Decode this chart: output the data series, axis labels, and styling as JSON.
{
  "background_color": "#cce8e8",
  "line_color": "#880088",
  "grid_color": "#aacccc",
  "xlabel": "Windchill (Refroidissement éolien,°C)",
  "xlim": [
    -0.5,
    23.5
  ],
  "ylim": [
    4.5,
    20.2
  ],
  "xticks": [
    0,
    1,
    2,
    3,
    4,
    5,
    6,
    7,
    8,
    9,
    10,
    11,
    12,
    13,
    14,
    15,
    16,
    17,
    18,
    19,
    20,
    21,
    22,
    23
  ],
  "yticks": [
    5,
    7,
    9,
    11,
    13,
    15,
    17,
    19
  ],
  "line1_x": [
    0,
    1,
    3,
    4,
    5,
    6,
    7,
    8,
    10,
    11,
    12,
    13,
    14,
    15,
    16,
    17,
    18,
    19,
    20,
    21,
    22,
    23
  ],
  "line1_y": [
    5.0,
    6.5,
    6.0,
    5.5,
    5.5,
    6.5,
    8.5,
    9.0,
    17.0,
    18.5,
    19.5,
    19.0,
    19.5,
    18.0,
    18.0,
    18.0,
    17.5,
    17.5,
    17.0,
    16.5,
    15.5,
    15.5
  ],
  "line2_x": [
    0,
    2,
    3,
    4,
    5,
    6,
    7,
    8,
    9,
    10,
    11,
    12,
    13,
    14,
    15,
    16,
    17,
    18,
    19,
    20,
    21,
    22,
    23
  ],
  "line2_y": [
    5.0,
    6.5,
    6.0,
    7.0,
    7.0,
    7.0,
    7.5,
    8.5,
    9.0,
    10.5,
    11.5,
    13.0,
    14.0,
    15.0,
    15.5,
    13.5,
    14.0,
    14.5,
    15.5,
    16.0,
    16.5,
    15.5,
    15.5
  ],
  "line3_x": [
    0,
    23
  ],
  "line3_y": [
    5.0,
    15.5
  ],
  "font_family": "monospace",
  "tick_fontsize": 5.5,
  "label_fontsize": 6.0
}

======

### AIM
Restate each record exactly as written.

### RESULT
Decode this chart: output the data series, axis labels, and styling as JSON.
{
  "background_color": "#cce8e8",
  "line_color": "#880088",
  "grid_color": "#aacccc",
  "xlabel": "Windchill (Refroidissement éolien,°C)",
  "xlim": [
    -0.5,
    23.5
  ],
  "ylim": [
    4.5,
    20.2
  ],
  "xticks": [
    0,
    1,
    2,
    3,
    4,
    5,
    6,
    7,
    8,
    9,
    10,
    11,
    12,
    13,
    14,
    15,
    16,
    17,
    18,
    19,
    20,
    21,
    22,
    23
  ],
  "yticks": [
    5,
    7,
    9,
    11,
    13,
    15,
    17,
    19
  ],
  "line1_x": [
    0,
    1,
    3,
    4,
    5,
    6,
    7,
    8,
    10,
    11,
    12,
    13,
    14,
    15,
    16,
    17,
    18,
    19,
    20,
    21,
    22,
    23
  ],
  "line1_y": [
    5.0,
    6.5,
    6.0,
    5.5,
    5.5,
    6.5,
    8.5,
    9.0,
    17.0,
    18.5,
    19.5,
    19.0,
    19.5,
    18.0,
    18.0,
    18.0,
    17.5,
    17.5,
    17.0,
    16.5,
    15.5,
    15.5
  ],
  "line2_x": [
    0,
    2,
    3,
    4,
    5,
    6,
    7,
    8,
    9,
    10,
    11,
    12,
    13,
    14,
    15,
    16,
    17,
    18,
    19,
    20,
    21,
    22,
    23
  ],
  "line2_y": [
    5.0,
    6.5,
    6.0,
    7.0,
    7.0,
    7.0,
    7.5,
    8.5,
    9.0,
    10.5,
    11.5,
    13.0,
    14.0,
    15.0,
    15.5,
    13.5,
    14.0,
    14.5,
    15.5,
    16.0,
    16.5,
    15.5,
    15.5
  ],
  "line3_x": [
    0,
    23
  ],
  "line3_y": [
    5.0,
    15.5
  ],
  "font_family": "monospace",
  "tick_fontsize": 5.5,
  "label_fontsize": 6.0
}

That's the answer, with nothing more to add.